__Exercise__
Repeat every record below exactly, but leave out any pictures.

__Input__
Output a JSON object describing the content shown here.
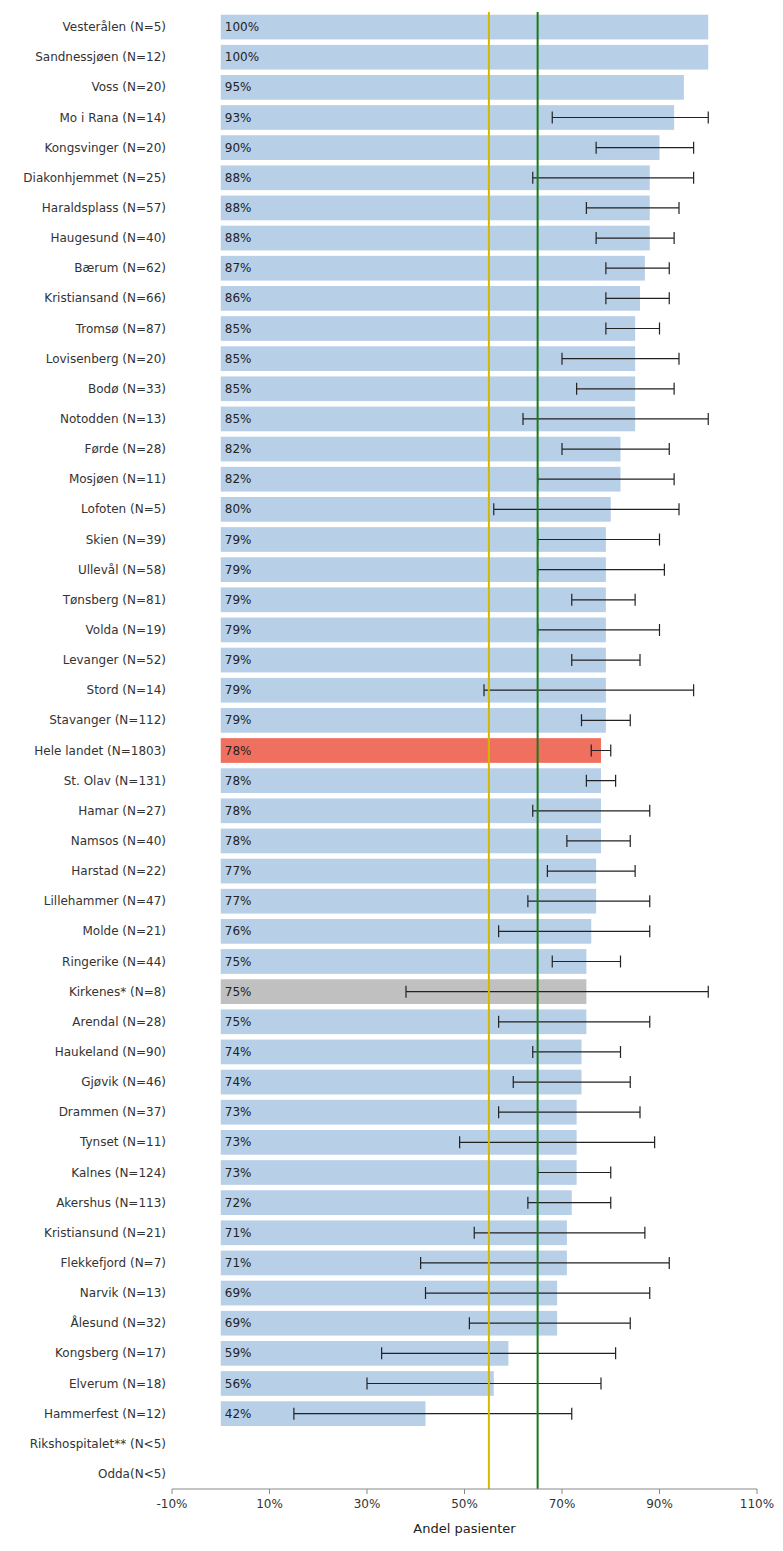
{
  "chart_data": {
    "type": "bar",
    "orientation": "horizontal",
    "xlabel": "Andel pasienter",
    "categories": [
      "Vesterålen (N=5)",
      "Sandnessjøen (N=12)",
      "Voss (N=20)",
      "Mo i Rana (N=14)",
      "Kongsvinger (N=20)",
      "Diakonhjemmet (N=25)",
      "Haraldsplass (N=57)",
      "Haugesund (N=40)",
      "Bærum (N=62)",
      "Kristiansand (N=66)",
      "Tromsø (N=87)",
      "Lovisenberg (N=20)",
      "Bodø (N=33)",
      "Notodden (N=13)",
      "Førde (N=28)",
      "Mosjøen (N=11)",
      "Lofoten (N=5)",
      "Skien (N=39)",
      "Ullevål (N=58)",
      "Tønsberg (N=81)",
      "Volda (N=19)",
      "Levanger (N=52)",
      "Stord (N=14)",
      "Stavanger (N=112)",
      "Hele landet (N=1803)",
      "St. Olav (N=131)",
      "Hamar (N=27)",
      "Namsos (N=40)",
      "Harstad (N=22)",
      "Lillehammer (N=47)",
      "Molde (N=21)",
      "Ringerike (N=44)",
      "Kirkenes* (N=8)",
      "Arendal (N=28)",
      "Haukeland (N=90)",
      "Gjøvik (N=46)",
      "Drammen (N=37)",
      "Tynset (N=11)",
      "Kalnes (N=124)",
      "Akershus (N=113)",
      "Kristiansund (N=21)",
      "Flekkefjord (N=7)",
      "Narvik (N=13)",
      "Ålesund (N=32)",
      "Kongsberg (N=17)",
      "Elverum (N=18)",
      "Hammerfest (N=12)",
      "Rikshospitalet** (N<5)",
      "Odda(N<5)"
    ],
    "values": [
      100,
      100,
      95,
      93,
      90,
      88,
      88,
      88,
      87,
      86,
      85,
      85,
      85,
      85,
      82,
      82,
      80,
      79,
      79,
      79,
      79,
      79,
      79,
      79,
      78,
      78,
      78,
      78,
      77,
      77,
      76,
      75,
      75,
      75,
      74,
      74,
      73,
      73,
      73,
      72,
      71,
      71,
      69,
      69,
      59,
      56,
      42,
      null,
      null
    ],
    "value_labels": [
      "100%",
      "100%",
      "95%",
      "93%",
      "90%",
      "88%",
      "88%",
      "88%",
      "87%",
      "86%",
      "85%",
      "85%",
      "85%",
      "85%",
      "82%",
      "82%",
      "80%",
      "79%",
      "79%",
      "79%",
      "79%",
      "79%",
      "79%",
      "79%",
      "78%",
      "78%",
      "78%",
      "78%",
      "77%",
      "77%",
      "76%",
      "75%",
      "75%",
      "75%",
      "74%",
      "74%",
      "73%",
      "73%",
      "73%",
      "72%",
      "71%",
      "71%",
      "69%",
      "69%",
      "59%",
      "56%",
      "42%",
      null,
      null
    ],
    "ci_low": [
      null,
      null,
      null,
      68,
      77,
      64,
      75,
      77,
      79,
      79,
      79,
      70,
      73,
      62,
      70,
      65,
      56,
      65,
      65,
      72,
      65,
      72,
      54,
      74,
      76,
      75,
      64,
      71,
      67,
      63,
      57,
      68,
      38,
      57,
      64,
      60,
      57,
      49,
      65,
      63,
      52,
      41,
      42,
      51,
      33,
      30,
      15,
      null,
      null
    ],
    "ci_high": [
      null,
      null,
      null,
      100,
      97,
      97,
      94,
      93,
      92,
      92,
      90,
      94,
      93,
      100,
      92,
      93,
      94,
      90,
      91,
      85,
      90,
      86,
      97,
      84,
      80,
      81,
      88,
      84,
      85,
      88,
      88,
      82,
      100,
      88,
      82,
      84,
      86,
      89,
      80,
      80,
      87,
      92,
      88,
      84,
      81,
      78,
      72,
      null,
      null
    ],
    "colors": [
      "#b8cfe8",
      "#b8cfe8",
      "#b8cfe8",
      "#b8cfe8",
      "#b8cfe8",
      "#b8cfe8",
      "#b8cfe8",
      "#b8cfe8",
      "#b8cfe8",
      "#b8cfe8",
      "#b8cfe8",
      "#b8cfe8",
      "#b8cfe8",
      "#b8cfe8",
      "#b8cfe8",
      "#b8cfe8",
      "#b8cfe8",
      "#b8cfe8",
      "#b8cfe8",
      "#b8cfe8",
      "#b8cfe8",
      "#b8cfe8",
      "#b8cfe8",
      "#b8cfe8",
      "#f07060",
      "#b8cfe8",
      "#b8cfe8",
      "#b8cfe8",
      "#b8cfe8",
      "#b8cfe8",
      "#b8cfe8",
      "#b8cfe8",
      "#c0c0c0",
      "#b8cfe8",
      "#b8cfe8",
      "#b8cfe8",
      "#b8cfe8",
      "#b8cfe8",
      "#b8cfe8",
      "#b8cfe8",
      "#b8cfe8",
      "#b8cfe8",
      "#b8cfe8",
      "#b8cfe8",
      "#b8cfe8",
      "#b8cfe8",
      "#b8cfe8",
      "#b8cfe8",
      "#b8cfe8"
    ],
    "data_labels": true,
    "reference_lines": [
      {
        "value": 55,
        "color": "#d4b800"
      },
      {
        "value": 65,
        "color": "#1a7a1a"
      }
    ],
    "xlim": [
      -10,
      110
    ],
    "xticks": [
      {
        "value": -10,
        "label": "-10%"
      },
      {
        "value": 10,
        "label": "10%"
      },
      {
        "value": 30,
        "label": "30%"
      },
      {
        "value": 50,
        "label": "50%"
      },
      {
        "value": 70,
        "label": "70%"
      },
      {
        "value": 90,
        "label": "90%"
      },
      {
        "value": 110,
        "label": "110%"
      }
    ],
    "grid": false
  }
}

__Exercise response__
Output a JSON object describing the content shown here.
{
  "chart_data": {
    "type": "bar",
    "orientation": "horizontal",
    "xlabel": "Andel pasienter",
    "categories": [
      "Vesterålen (N=5)",
      "Sandnessjøen (N=12)",
      "Voss (N=20)",
      "Mo i Rana (N=14)",
      "Kongsvinger (N=20)",
      "Diakonhjemmet (N=25)",
      "Haraldsplass (N=57)",
      "Haugesund (N=40)",
      "Bærum (N=62)",
      "Kristiansand (N=66)",
      "Tromsø (N=87)",
      "Lovisenberg (N=20)",
      "Bodø (N=33)",
      "Notodden (N=13)",
      "Førde (N=28)",
      "Mosjøen (N=11)",
      "Lofoten (N=5)",
      "Skien (N=39)",
      "Ullevål (N=58)",
      "Tønsberg (N=81)",
      "Volda (N=19)",
      "Levanger (N=52)",
      "Stord (N=14)",
      "Stavanger (N=112)",
      "Hele landet (N=1803)",
      "St. Olav (N=131)",
      "Hamar (N=27)",
      "Namsos (N=40)",
      "Harstad (N=22)",
      "Lillehammer (N=47)",
      "Molde (N=21)",
      "Ringerike (N=44)",
      "Kirkenes* (N=8)",
      "Arendal (N=28)",
      "Haukeland (N=90)",
      "Gjøvik (N=46)",
      "Drammen (N=37)",
      "Tynset (N=11)",
      "Kalnes (N=124)",
      "Akershus (N=113)",
      "Kristiansund (N=21)",
      "Flekkefjord (N=7)",
      "Narvik (N=13)",
      "Ålesund (N=32)",
      "Kongsberg (N=17)",
      "Elverum (N=18)",
      "Hammerfest (N=12)",
      "Rikshospitalet** (N<5)",
      "Odda(N<5)"
    ],
    "values": [
      100,
      100,
      95,
      93,
      90,
      88,
      88,
      88,
      87,
      86,
      85,
      85,
      85,
      85,
      82,
      82,
      80,
      79,
      79,
      79,
      79,
      79,
      79,
      79,
      78,
      78,
      78,
      78,
      77,
      77,
      76,
      75,
      75,
      75,
      74,
      74,
      73,
      73,
      73,
      72,
      71,
      71,
      69,
      69,
      59,
      56,
      42,
      null,
      null
    ],
    "value_labels": [
      "100%",
      "100%",
      "95%",
      "93%",
      "90%",
      "88%",
      "88%",
      "88%",
      "87%",
      "86%",
      "85%",
      "85%",
      "85%",
      "85%",
      "82%",
      "82%",
      "80%",
      "79%",
      "79%",
      "79%",
      "79%",
      "79%",
      "79%",
      "79%",
      "78%",
      "78%",
      "78%",
      "78%",
      "77%",
      "77%",
      "76%",
      "75%",
      "75%",
      "75%",
      "74%",
      "74%",
      "73%",
      "73%",
      "73%",
      "72%",
      "71%",
      "71%",
      "69%",
      "69%",
      "59%",
      "56%",
      "42%",
      null,
      null
    ],
    "ci_low": [
      null,
      null,
      null,
      68,
      77,
      64,
      75,
      77,
      79,
      79,
      79,
      70,
      73,
      62,
      70,
      65,
      56,
      65,
      65,
      72,
      65,
      72,
      54,
      74,
      76,
      75,
      64,
      71,
      67,
      63,
      57,
      68,
      38,
      57,
      64,
      60,
      57,
      49,
      65,
      63,
      52,
      41,
      42,
      51,
      33,
      30,
      15,
      null,
      null
    ],
    "ci_high": [
      null,
      null,
      null,
      100,
      97,
      97,
      94,
      93,
      92,
      92,
      90,
      94,
      93,
      100,
      92,
      93,
      94,
      90,
      91,
      85,
      90,
      86,
      97,
      84,
      80,
      81,
      88,
      84,
      85,
      88,
      88,
      82,
      100,
      88,
      82,
      84,
      86,
      89,
      80,
      80,
      87,
      92,
      88,
      84,
      81,
      78,
      72,
      null,
      null
    ],
    "colors": [
      "#b8cfe8",
      "#b8cfe8",
      "#b8cfe8",
      "#b8cfe8",
      "#b8cfe8",
      "#b8cfe8",
      "#b8cfe8",
      "#b8cfe8",
      "#b8cfe8",
      "#b8cfe8",
      "#b8cfe8",
      "#b8cfe8",
      "#b8cfe8",
      "#b8cfe8",
      "#b8cfe8",
      "#b8cfe8",
      "#b8cfe8",
      "#b8cfe8",
      "#b8cfe8",
      "#b8cfe8",
      "#b8cfe8",
      "#b8cfe8",
      "#b8cfe8",
      "#b8cfe8",
      "#f07060",
      "#b8cfe8",
      "#b8cfe8",
      "#b8cfe8",
      "#b8cfe8",
      "#b8cfe8",
      "#b8cfe8",
      "#b8cfe8",
      "#c0c0c0",
      "#b8cfe8",
      "#b8cfe8",
      "#b8cfe8",
      "#b8cfe8",
      "#b8cfe8",
      "#b8cfe8",
      "#b8cfe8",
      "#b8cfe8",
      "#b8cfe8",
      "#b8cfe8",
      "#b8cfe8",
      "#b8cfe8",
      "#b8cfe8",
      "#b8cfe8",
      "#b8cfe8",
      "#b8cfe8"
    ],
    "data_labels": true,
    "reference_lines": [
      {
        "value": 55,
        "color": "#d4b800"
      },
      {
        "value": 65,
        "color": "#1a7a1a"
      }
    ],
    "xlim": [
      -10,
      110
    ],
    "xticks": [
      {
        "value": -10,
        "label": "-10%"
      },
      {
        "value": 10,
        "label": "10%"
      },
      {
        "value": 30,
        "label": "30%"
      },
      {
        "value": 50,
        "label": "50%"
      },
      {
        "value": 70,
        "label": "70%"
      },
      {
        "value": 90,
        "label": "90%"
      },
      {
        "value": 110,
        "label": "110%"
      }
    ],
    "grid": false
  }
}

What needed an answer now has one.